> WRITTEN EXERCISE
Restate each entry word for word, leaving nothing out.

> DATA TO USE

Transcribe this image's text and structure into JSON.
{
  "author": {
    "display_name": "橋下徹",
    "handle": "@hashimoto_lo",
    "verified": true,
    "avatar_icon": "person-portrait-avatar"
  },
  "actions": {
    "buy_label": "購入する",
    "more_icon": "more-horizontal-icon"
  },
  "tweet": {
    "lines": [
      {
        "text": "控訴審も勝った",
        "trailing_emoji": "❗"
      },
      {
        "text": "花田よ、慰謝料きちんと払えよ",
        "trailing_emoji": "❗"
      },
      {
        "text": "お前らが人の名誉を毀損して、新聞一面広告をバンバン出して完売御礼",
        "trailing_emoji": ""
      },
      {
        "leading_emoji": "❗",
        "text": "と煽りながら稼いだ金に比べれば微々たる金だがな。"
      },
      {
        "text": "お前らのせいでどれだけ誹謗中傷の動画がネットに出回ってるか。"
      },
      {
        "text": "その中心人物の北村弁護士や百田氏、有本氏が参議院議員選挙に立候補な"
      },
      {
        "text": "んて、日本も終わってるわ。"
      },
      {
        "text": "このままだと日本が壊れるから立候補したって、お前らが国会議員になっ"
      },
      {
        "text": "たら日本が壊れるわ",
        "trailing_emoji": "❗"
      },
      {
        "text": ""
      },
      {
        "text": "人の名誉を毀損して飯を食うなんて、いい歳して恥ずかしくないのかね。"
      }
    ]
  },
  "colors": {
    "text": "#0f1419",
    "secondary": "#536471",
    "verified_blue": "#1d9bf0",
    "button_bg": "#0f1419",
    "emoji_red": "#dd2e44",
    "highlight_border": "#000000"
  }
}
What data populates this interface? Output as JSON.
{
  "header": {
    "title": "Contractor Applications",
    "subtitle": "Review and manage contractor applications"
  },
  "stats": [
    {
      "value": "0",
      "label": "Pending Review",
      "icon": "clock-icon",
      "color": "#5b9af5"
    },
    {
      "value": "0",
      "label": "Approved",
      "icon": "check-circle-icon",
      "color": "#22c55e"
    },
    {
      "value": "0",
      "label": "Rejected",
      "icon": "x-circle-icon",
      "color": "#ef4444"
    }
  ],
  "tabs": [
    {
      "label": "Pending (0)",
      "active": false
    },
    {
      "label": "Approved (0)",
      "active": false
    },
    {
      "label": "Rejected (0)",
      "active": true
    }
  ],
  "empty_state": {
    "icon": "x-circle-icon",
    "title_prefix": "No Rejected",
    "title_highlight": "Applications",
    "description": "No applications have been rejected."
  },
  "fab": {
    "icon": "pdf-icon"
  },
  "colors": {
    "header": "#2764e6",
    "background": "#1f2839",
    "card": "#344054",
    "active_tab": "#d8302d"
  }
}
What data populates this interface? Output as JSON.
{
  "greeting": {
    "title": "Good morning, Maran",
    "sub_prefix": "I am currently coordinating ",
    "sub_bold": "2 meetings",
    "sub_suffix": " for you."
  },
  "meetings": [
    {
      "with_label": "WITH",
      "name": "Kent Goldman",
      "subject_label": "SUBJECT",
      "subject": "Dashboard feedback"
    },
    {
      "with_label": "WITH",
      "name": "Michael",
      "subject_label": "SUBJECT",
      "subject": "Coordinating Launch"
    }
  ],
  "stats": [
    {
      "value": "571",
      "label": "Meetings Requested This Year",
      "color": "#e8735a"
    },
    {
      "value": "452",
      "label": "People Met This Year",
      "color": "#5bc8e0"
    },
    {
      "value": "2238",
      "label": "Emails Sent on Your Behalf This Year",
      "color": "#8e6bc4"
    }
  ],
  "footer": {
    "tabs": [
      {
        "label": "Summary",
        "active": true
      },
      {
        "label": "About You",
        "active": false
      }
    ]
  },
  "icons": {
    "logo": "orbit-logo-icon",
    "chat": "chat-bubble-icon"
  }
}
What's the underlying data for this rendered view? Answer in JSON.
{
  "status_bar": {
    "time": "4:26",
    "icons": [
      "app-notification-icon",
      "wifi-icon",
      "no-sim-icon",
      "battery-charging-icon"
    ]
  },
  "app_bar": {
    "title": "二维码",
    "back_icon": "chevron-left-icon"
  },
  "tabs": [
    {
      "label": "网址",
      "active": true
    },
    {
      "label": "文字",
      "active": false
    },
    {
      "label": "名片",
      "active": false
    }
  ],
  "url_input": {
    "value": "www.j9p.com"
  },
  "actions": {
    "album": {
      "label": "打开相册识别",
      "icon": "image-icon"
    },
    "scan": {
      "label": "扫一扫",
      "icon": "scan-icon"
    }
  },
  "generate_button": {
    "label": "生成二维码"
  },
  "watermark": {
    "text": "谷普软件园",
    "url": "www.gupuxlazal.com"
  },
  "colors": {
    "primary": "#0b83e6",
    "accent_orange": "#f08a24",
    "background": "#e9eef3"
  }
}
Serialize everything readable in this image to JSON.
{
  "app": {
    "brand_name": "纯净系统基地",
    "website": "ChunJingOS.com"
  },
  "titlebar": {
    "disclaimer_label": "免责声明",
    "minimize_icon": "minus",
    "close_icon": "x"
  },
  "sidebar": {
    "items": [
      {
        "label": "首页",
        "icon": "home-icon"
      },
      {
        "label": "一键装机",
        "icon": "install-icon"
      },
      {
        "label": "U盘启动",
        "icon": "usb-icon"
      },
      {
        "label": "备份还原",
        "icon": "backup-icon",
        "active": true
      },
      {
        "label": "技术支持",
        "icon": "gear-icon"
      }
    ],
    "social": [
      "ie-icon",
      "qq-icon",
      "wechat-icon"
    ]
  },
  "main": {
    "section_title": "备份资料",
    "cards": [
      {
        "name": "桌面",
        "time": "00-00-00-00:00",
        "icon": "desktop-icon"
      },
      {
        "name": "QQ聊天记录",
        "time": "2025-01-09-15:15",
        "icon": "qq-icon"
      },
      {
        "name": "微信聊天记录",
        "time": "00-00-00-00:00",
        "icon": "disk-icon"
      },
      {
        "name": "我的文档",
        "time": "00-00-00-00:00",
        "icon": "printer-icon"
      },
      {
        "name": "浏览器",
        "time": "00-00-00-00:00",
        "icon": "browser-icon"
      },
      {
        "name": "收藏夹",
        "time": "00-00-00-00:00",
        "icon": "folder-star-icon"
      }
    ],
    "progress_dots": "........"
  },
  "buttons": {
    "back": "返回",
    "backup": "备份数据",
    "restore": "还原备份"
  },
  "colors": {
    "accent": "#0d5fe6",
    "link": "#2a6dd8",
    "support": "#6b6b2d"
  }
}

> SOLUTION BELOW
Transcribe this image's text and structure into JSON.
{
  "author": {
    "display_name": "橋下徹",
    "handle": "@hashimoto_lo",
    "verified": true,
    "avatar_icon": "person-portrait-avatar"
  },
  "actions": {
    "buy_label": "購入する",
    "more_icon": "more-horizontal-icon"
  },
  "tweet": {
    "lines": [
      {
        "text": "控訴審も勝った",
        "trailing_emoji": "❗"
      },
      {
        "text": "花田よ、慰謝料きちんと払えよ",
        "trailing_emoji": "❗"
      },
      {
        "text": "お前らが人の名誉を毀損して、新聞一面広告をバンバン出して完売御礼",
        "trailing_emoji": ""
      },
      {
        "leading_emoji": "❗",
        "text": "と煽りながら稼いだ金に比べれば微々たる金だがな。"
      },
      {
        "text": "お前らのせいでどれだけ誹謗中傷の動画がネットに出回ってるか。"
      },
      {
        "text": "その中心人物の北村弁護士や百田氏、有本氏が参議院議員選挙に立候補な"
      },
      {
        "text": "んて、日本も終わってるわ。"
      },
      {
        "text": "このままだと日本が壊れるから立候補したって、お前らが国会議員になっ"
      },
      {
        "text": "たら日本が壊れるわ",
        "trailing_emoji": "❗"
      },
      {
        "text": ""
      },
      {
        "text": "人の名誉を毀損して飯を食うなんて、いい歳して恥ずかしくないのかね。"
      }
    ]
  },
  "colors": {
    "text": "#0f1419",
    "secondary": "#536471",
    "verified_blue": "#1d9bf0",
    "button_bg": "#0f1419",
    "emoji_red": "#dd2e44",
    "highlight_border": "#000000"
  }
}
What data populates this interface? Output as JSON.
{
  "header": {
    "title": "Contractor Applications",
    "subtitle": "Review and manage contractor applications"
  },
  "stats": [
    {
      "value": "0",
      "label": "Pending Review",
      "icon": "clock-icon",
      "color": "#5b9af5"
    },
    {
      "value": "0",
      "label": "Approved",
      "icon": "check-circle-icon",
      "color": "#22c55e"
    },
    {
      "value": "0",
      "label": "Rejected",
      "icon": "x-circle-icon",
      "color": "#ef4444"
    }
  ],
  "tabs": [
    {
      "label": "Pending (0)",
      "active": false
    },
    {
      "label": "Approved (0)",
      "active": false
    },
    {
      "label": "Rejected (0)",
      "active": true
    }
  ],
  "empty_state": {
    "icon": "x-circle-icon",
    "title_prefix": "No Rejected",
    "title_highlight": "Applications",
    "description": "No applications have been rejected."
  },
  "fab": {
    "icon": "pdf-icon"
  },
  "colors": {
    "header": "#2764e6",
    "background": "#1f2839",
    "card": "#344054",
    "active_tab": "#d8302d"
  }
}
What data populates this interface? Output as JSON.
{
  "greeting": {
    "title": "Good morning, Maran",
    "sub_prefix": "I am currently coordinating ",
    "sub_bold": "2 meetings",
    "sub_suffix": " for you."
  },
  "meetings": [
    {
      "with_label": "WITH",
      "name": "Kent Goldman",
      "subject_label": "SUBJECT",
      "subject": "Dashboard feedback"
    },
    {
      "with_label": "WITH",
      "name": "Michael",
      "subject_label": "SUBJECT",
      "subject": "Coordinating Launch"
    }
  ],
  "stats": [
    {
      "value": "571",
      "label": "Meetings Requested This Year",
      "color": "#e8735a"
    },
    {
      "value": "452",
      "label": "People Met This Year",
      "color": "#5bc8e0"
    },
    {
      "value": "2238",
      "label": "Emails Sent on Your Behalf This Year",
      "color": "#8e6bc4"
    }
  ],
  "footer": {
    "tabs": [
      {
        "label": "Summary",
        "active": true
      },
      {
        "label": "About You",
        "active": false
      }
    ]
  },
  "icons": {
    "logo": "orbit-logo-icon",
    "chat": "chat-bubble-icon"
  }
}
What's the underlying data for this rendered view? Answer in JSON.
{
  "status_bar": {
    "time": "4:26",
    "icons": [
      "app-notification-icon",
      "wifi-icon",
      "no-sim-icon",
      "battery-charging-icon"
    ]
  },
  "app_bar": {
    "title": "二维码",
    "back_icon": "chevron-left-icon"
  },
  "tabs": [
    {
      "label": "网址",
      "active": true
    },
    {
      "label": "文字",
      "active": false
    },
    {
      "label": "名片",
      "active": false
    }
  ],
  "url_input": {
    "value": "www.j9p.com"
  },
  "actions": {
    "album": {
      "label": "打开相册识别",
      "icon": "image-icon"
    },
    "scan": {
      "label": "扫一扫",
      "icon": "scan-icon"
    }
  },
  "generate_button": {
    "label": "生成二维码"
  },
  "watermark": {
    "text": "谷普软件园",
    "url": "www.gupuxlazal.com"
  },
  "colors": {
    "primary": "#0b83e6",
    "accent_orange": "#f08a24",
    "background": "#e9eef3"
  }
}
Serialize everything readable in this image to JSON.
{
  "app": {
    "brand_name": "纯净系统基地",
    "website": "ChunJingOS.com"
  },
  "titlebar": {
    "disclaimer_label": "免责声明",
    "minimize_icon": "minus",
    "close_icon": "x"
  },
  "sidebar": {
    "items": [
      {
        "label": "首页",
        "icon": "home-icon"
      },
      {
        "label": "一键装机",
        "icon": "install-icon"
      },
      {
        "label": "U盘启动",
        "icon": "usb-icon"
      },
      {
        "label": "备份还原",
        "icon": "backup-icon",
        "active": true
      },
      {
        "label": "技术支持",
        "icon": "gear-icon"
      }
    ],
    "social": [
      "ie-icon",
      "qq-icon",
      "wechat-icon"
    ]
  },
  "main": {
    "section_title": "备份资料",
    "cards": [
      {
        "name": "桌面",
        "time": "00-00-00-00:00",
        "icon": "desktop-icon"
      },
      {
        "name": "QQ聊天记录",
        "time": "2025-01-09-15:15",
        "icon": "qq-icon"
      },
      {
        "name": "微信聊天记录",
        "time": "00-00-00-00:00",
        "icon": "disk-icon"
      },
      {
        "name": "我的文档",
        "time": "00-00-00-00:00",
        "icon": "printer-icon"
      },
      {
        "name": "浏览器",
        "time": "00-00-00-00:00",
        "icon": "browser-icon"
      },
      {
        "name": "收藏夹",
        "time": "00-00-00-00:00",
        "icon": "folder-star-icon"
      }
    ],
    "progress_dots": "........"
  },
  "buttons": {
    "back": "返回",
    "backup": "备份数据",
    "restore": "还原备份"
  },
  "colors": {
    "accent": "#0d5fe6",
    "link": "#2a6dd8",
    "support": "#6b6b2d"
  }
}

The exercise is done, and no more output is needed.